[DIRECTION] Retype all of the listing exactly, passing over any picture you find.

[TASK INPUT]
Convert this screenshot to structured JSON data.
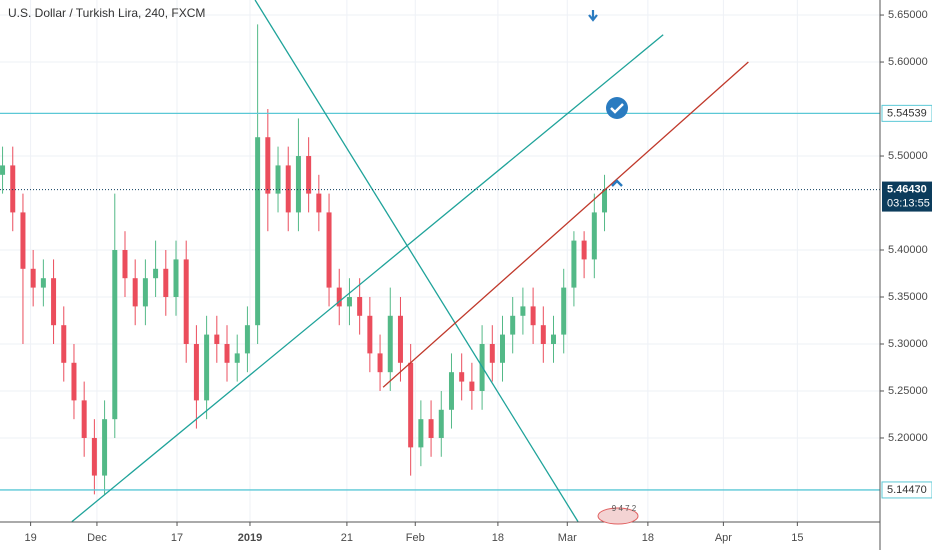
{
  "chart_data": {
    "type": "candlestick",
    "title": "U.S. Dollar / Turkish Lira, 240, FXCM",
    "up_color": "#53b987",
    "down_color": "#eb4d5c",
    "grid": true,
    "xlim": [
      0,
      172.5
    ],
    "ylim": [
      5.1106,
      5.666
    ],
    "xticks": [
      {
        "value": 6,
        "label": "19"
      },
      {
        "value": 19,
        "label": "Dec"
      },
      {
        "value": 34.7,
        "label": "17"
      },
      {
        "value": 49,
        "label": "2019"
      },
      {
        "value": 68,
        "label": "21"
      },
      {
        "value": 81.4,
        "label": "Feb"
      },
      {
        "value": 97.6,
        "label": "18"
      },
      {
        "value": 111.2,
        "label": "Mar"
      },
      {
        "value": 127,
        "label": "18"
      },
      {
        "value": 141.8,
        "label": "Apr"
      },
      {
        "value": 156.3,
        "label": "15"
      }
    ],
    "yticks": [
      {
        "value": 5.2,
        "label": "5.20000"
      },
      {
        "value": 5.25,
        "label": "5.25000"
      },
      {
        "value": 5.3,
        "label": "5.30000"
      },
      {
        "value": 5.35,
        "label": "5.35000"
      },
      {
        "value": 5.4,
        "label": "5.40000"
      },
      {
        "value": 5.5,
        "label": "5.50000"
      },
      {
        "value": 5.6,
        "label": "5.60000"
      },
      {
        "value": 5.65,
        "label": "5.65000"
      }
    ],
    "candles": {
      "x": [
        0.5,
        2.5,
        4.5,
        6.5,
        8.5,
        10.5,
        12.5,
        14.5,
        16.5,
        18.5,
        20.5,
        22.5,
        24.5,
        26.5,
        28.5,
        30.5,
        32.5,
        34.5,
        36.5,
        38.5,
        40.5,
        42.5,
        44.5,
        46.5,
        48.5,
        50.5,
        52.5,
        54.5,
        56.5,
        58.5,
        60.5,
        62.5,
        64.5,
        66.5,
        68.5,
        70.5,
        72.5,
        74.5,
        76.5,
        78.5,
        80.5,
        82.5,
        84.5,
        86.5,
        88.5,
        90.5,
        92.5,
        94.5,
        96.5,
        98.5,
        100.5,
        102.5,
        104.5,
        106.5,
        108.5,
        110.5,
        112.5,
        114.5,
        116.5,
        118.5
      ],
      "open": [
        5.48,
        5.49,
        5.44,
        5.38,
        5.36,
        5.37,
        5.32,
        5.28,
        5.24,
        5.2,
        5.16,
        5.22,
        5.4,
        5.37,
        5.34,
        5.37,
        5.38,
        5.35,
        5.39,
        5.3,
        5.24,
        5.31,
        5.3,
        5.28,
        5.29,
        5.32,
        5.52,
        5.46,
        5.49,
        5.44,
        5.5,
        5.46,
        5.44,
        5.36,
        5.34,
        5.35,
        5.33,
        5.29,
        5.27,
        5.33,
        5.28,
        5.19,
        5.22,
        5.2,
        5.23,
        5.27,
        5.26,
        5.25,
        5.3,
        5.28,
        5.31,
        5.33,
        5.34,
        5.32,
        5.3,
        5.31,
        5.36,
        5.41,
        5.39,
        5.44
      ],
      "high": [
        5.51,
        5.51,
        5.46,
        5.4,
        5.39,
        5.39,
        5.34,
        5.3,
        5.26,
        5.22,
        5.24,
        5.46,
        5.42,
        5.39,
        5.39,
        5.41,
        5.4,
        5.41,
        5.41,
        5.32,
        5.33,
        5.33,
        5.32,
        5.31,
        5.34,
        5.64,
        5.55,
        5.51,
        5.51,
        5.54,
        5.52,
        5.48,
        5.46,
        5.38,
        5.37,
        5.37,
        5.35,
        5.31,
        5.36,
        5.35,
        5.3,
        5.24,
        5.24,
        5.25,
        5.29,
        5.29,
        5.28,
        5.32,
        5.32,
        5.33,
        5.35,
        5.36,
        5.36,
        5.34,
        5.33,
        5.38,
        5.42,
        5.42,
        5.46,
        5.48
      ],
      "low": [
        5.46,
        5.42,
        5.3,
        5.34,
        5.34,
        5.3,
        5.26,
        5.22,
        5.18,
        5.14,
        5.14,
        5.2,
        5.35,
        5.32,
        5.32,
        5.35,
        5.33,
        5.33,
        5.28,
        5.21,
        5.22,
        5.28,
        5.26,
        5.26,
        5.27,
        5.3,
        5.42,
        5.44,
        5.42,
        5.42,
        5.44,
        5.42,
        5.34,
        5.32,
        5.32,
        5.31,
        5.27,
        5.25,
        5.25,
        5.26,
        5.16,
        5.17,
        5.18,
        5.18,
        5.21,
        5.24,
        5.23,
        5.23,
        5.26,
        5.26,
        5.29,
        5.31,
        5.3,
        5.28,
        5.28,
        5.29,
        5.34,
        5.37,
        5.37,
        5.42
      ],
      "close": [
        5.49,
        5.44,
        5.38,
        5.36,
        5.37,
        5.32,
        5.28,
        5.24,
        5.2,
        5.16,
        5.22,
        5.4,
        5.37,
        5.34,
        5.37,
        5.38,
        5.35,
        5.39,
        5.3,
        5.24,
        5.31,
        5.3,
        5.28,
        5.29,
        5.32,
        5.52,
        5.46,
        5.49,
        5.44,
        5.5,
        5.46,
        5.44,
        5.36,
        5.34,
        5.35,
        5.33,
        5.29,
        5.27,
        5.33,
        5.28,
        5.19,
        5.22,
        5.2,
        5.23,
        5.27,
        5.26,
        5.25,
        5.3,
        5.28,
        5.31,
        5.33,
        5.34,
        5.32,
        5.3,
        5.31,
        5.36,
        5.41,
        5.39,
        5.44,
        5.464
      ]
    },
    "trend_lines": [
      {
        "x": [
          50,
          113.3
        ],
        "y": [
          5.666,
          5.111
        ],
        "color": "#1fa39a"
      },
      {
        "x": [
          14.1,
          130
        ],
        "y": [
          5.111,
          5.629
        ],
        "color": "#1fa39a"
      },
      {
        "x": [
          75.1,
          146.7
        ],
        "y": [
          5.254,
          5.6
        ],
        "color": "#c0392b"
      }
    ],
    "horizontal_lines": [
      {
        "price": 5.54539,
        "label": "5.54539",
        "color": "#5bc8d6"
      },
      {
        "price": 5.1447,
        "label": "5.14470",
        "color": "#5bc8d6"
      }
    ],
    "last_price": {
      "price": 5.4643,
      "label": "5.46430",
      "countdown": "03:13:55",
      "color": "#0c3c5c"
    },
    "badge": "9 4 7 2"
  }
}
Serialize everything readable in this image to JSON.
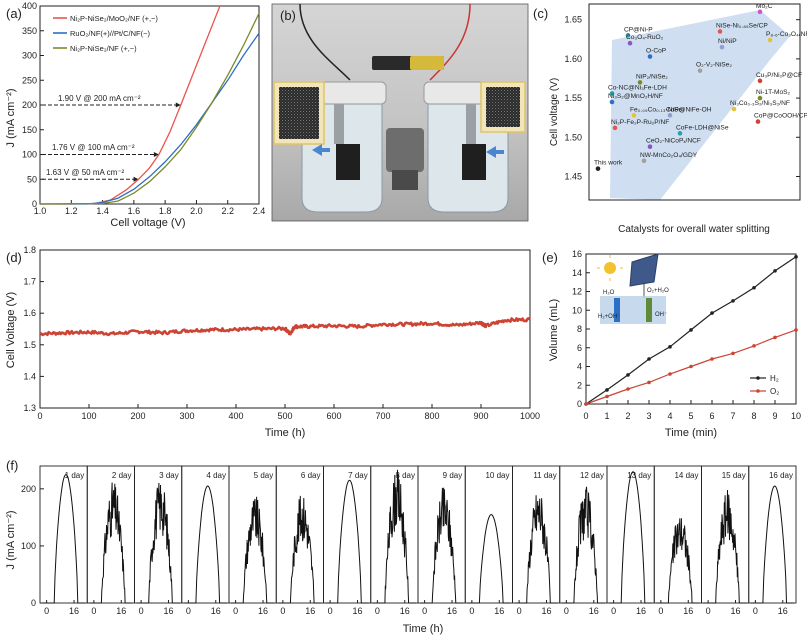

[SOLUTION TO THIS EXERCISE]
Convert this screenshot to structured JSON data.
{
  "chart_data": {
    "type": "candlestick",
    "title": "U.S. Dollar / Turkish Lira, 240, FXCM",
    "up_color": "#53b987",
    "down_color": "#eb4d5c",
    "grid": true,
    "xlim": [
      0,
      172.5
    ],
    "ylim": [
      5.1106,
      5.666
    ],
    "xticks": [
      {
        "value": 6,
        "label": "19"
      },
      {
        "value": 19,
        "label": "Dec"
      },
      {
        "value": 34.7,
        "label": "17"
      },
      {
        "value": 49,
        "label": "2019"
      },
      {
        "value": 68,
        "label": "21"
      },
      {
        "value": 81.4,
        "label": "Feb"
      },
      {
        "value": 97.6,
        "label": "18"
      },
      {
        "value": 111.2,
        "label": "Mar"
      },
      {
        "value": 127,
        "label": "18"
      },
      {
        "value": 141.8,
        "label": "Apr"
      },
      {
        "value": 156.3,
        "label": "15"
      }
    ],
    "yticks": [
      {
        "value": 5.2,
        "label": "5.20000"
      },
      {
        "value": 5.25,
        "label": "5.25000"
      },
      {
        "value": 5.3,
        "label": "5.30000"
      },
      {
        "value": 5.35,
        "label": "5.35000"
      },
      {
        "value": 5.4,
        "label": "5.40000"
      },
      {
        "value": 5.5,
        "label": "5.50000"
      },
      {
        "value": 5.6,
        "label": "5.60000"
      },
      {
        "value": 5.65,
        "label": "5.65000"
      }
    ],
    "candles": {
      "x": [
        0.5,
        2.5,
        4.5,
        6.5,
        8.5,
        10.5,
        12.5,
        14.5,
        16.5,
        18.5,
        20.5,
        22.5,
        24.5,
        26.5,
        28.5,
        30.5,
        32.5,
        34.5,
        36.5,
        38.5,
        40.5,
        42.5,
        44.5,
        46.5,
        48.5,
        50.5,
        52.5,
        54.5,
        56.5,
        58.5,
        60.5,
        62.5,
        64.5,
        66.5,
        68.5,
        70.5,
        72.5,
        74.5,
        76.5,
        78.5,
        80.5,
        82.5,
        84.5,
        86.5,
        88.5,
        90.5,
        92.5,
        94.5,
        96.5,
        98.5,
        100.5,
        102.5,
        104.5,
        106.5,
        108.5,
        110.5,
        112.5,
        114.5,
        116.5,
        118.5
      ],
      "open": [
        5.48,
        5.49,
        5.44,
        5.38,
        5.36,
        5.37,
        5.32,
        5.28,
        5.24,
        5.2,
        5.16,
        5.22,
        5.4,
        5.37,
        5.34,
        5.37,
        5.38,
        5.35,
        5.39,
        5.3,
        5.24,
        5.31,
        5.3,
        5.28,
        5.29,
        5.32,
        5.52,
        5.46,
        5.49,
        5.44,
        5.5,
        5.46,
        5.44,
        5.36,
        5.34,
        5.35,
        5.33,
        5.29,
        5.27,
        5.33,
        5.28,
        5.19,
        5.22,
        5.2,
        5.23,
        5.27,
        5.26,
        5.25,
        5.3,
        5.28,
        5.31,
        5.33,
        5.34,
        5.32,
        5.3,
        5.31,
        5.36,
        5.41,
        5.39,
        5.44
      ],
      "high": [
        5.51,
        5.51,
        5.46,
        5.4,
        5.39,
        5.39,
        5.34,
        5.3,
        5.26,
        5.22,
        5.24,
        5.46,
        5.42,
        5.39,
        5.39,
        5.41,
        5.4,
        5.41,
        5.41,
        5.32,
        5.33,
        5.33,
        5.32,
        5.31,
        5.34,
        5.64,
        5.55,
        5.51,
        5.51,
        5.54,
        5.52,
        5.48,
        5.46,
        5.38,
        5.37,
        5.37,
        5.35,
        5.31,
        5.36,
        5.35,
        5.3,
        5.24,
        5.24,
        5.25,
        5.29,
        5.29,
        5.28,
        5.32,
        5.32,
        5.33,
        5.35,
        5.36,
        5.36,
        5.34,
        5.33,
        5.38,
        5.42,
        5.42,
        5.46,
        5.48
      ],
      "low": [
        5.46,
        5.42,
        5.3,
        5.34,
        5.34,
        5.3,
        5.26,
        5.22,
        5.18,
        5.14,
        5.14,
        5.2,
        5.35,
        5.32,
        5.32,
        5.35,
        5.33,
        5.33,
        5.28,
        5.21,
        5.22,
        5.28,
        5.26,
        5.26,
        5.27,
        5.3,
        5.42,
        5.44,
        5.42,
        5.42,
        5.44,
        5.42,
        5.34,
        5.32,
        5.32,
        5.31,
        5.27,
        5.25,
        5.25,
        5.26,
        5.16,
        5.17,
        5.18,
        5.18,
        5.21,
        5.24,
        5.23,
        5.23,
        5.26,
        5.26,
        5.29,
        5.31,
        5.3,
        5.28,
        5.28,
        5.29,
        5.34,
        5.37,
        5.37,
        5.42
      ],
      "close": [
        5.49,
        5.44,
        5.38,
        5.36,
        5.37,
        5.32,
        5.28,
        5.24,
        5.2,
        5.16,
        5.22,
        5.4,
        5.37,
        5.34,
        5.37,
        5.38,
        5.35,
        5.39,
        5.3,
        5.24,
        5.31,
        5.3,
        5.28,
        5.29,
        5.32,
        5.52,
        5.46,
        5.49,
        5.44,
        5.5,
        5.46,
        5.44,
        5.36,
        5.34,
        5.35,
        5.33,
        5.29,
        5.27,
        5.33,
        5.28,
        5.19,
        5.22,
        5.2,
        5.23,
        5.27,
        5.26,
        5.25,
        5.3,
        5.28,
        5.31,
        5.33,
        5.34,
        5.32,
        5.3,
        5.31,
        5.36,
        5.41,
        5.39,
        5.44,
        5.464
      ]
    },
    "trend_lines": [
      {
        "x": [
          50,
          113.3
        ],
        "y": [
          5.666,
          5.111
        ],
        "color": "#1fa39a"
      },
      {
        "x": [
          14.1,
          130
        ],
        "y": [
          5.111,
          5.629
        ],
        "color": "#1fa39a"
      },
      {
        "x": [
          75.1,
          146.7
        ],
        "y": [
          5.254,
          5.6
        ],
        "color": "#c0392b"
      }
    ],
    "horizontal_lines": [
      {
        "price": 5.54539,
        "label": "5.54539",
        "color": "#5bc8d6"
      },
      {
        "price": 5.1447,
        "label": "5.14470",
        "color": "#5bc8d6"
      }
    ],
    "last_price": {
      "price": 5.4643,
      "label": "5.46430",
      "countdown": "03:13:55",
      "color": "#0c3c5c"
    },
    "badge": "9 4 7 2"
  }
}
Serialize everything readable in this image to JSON.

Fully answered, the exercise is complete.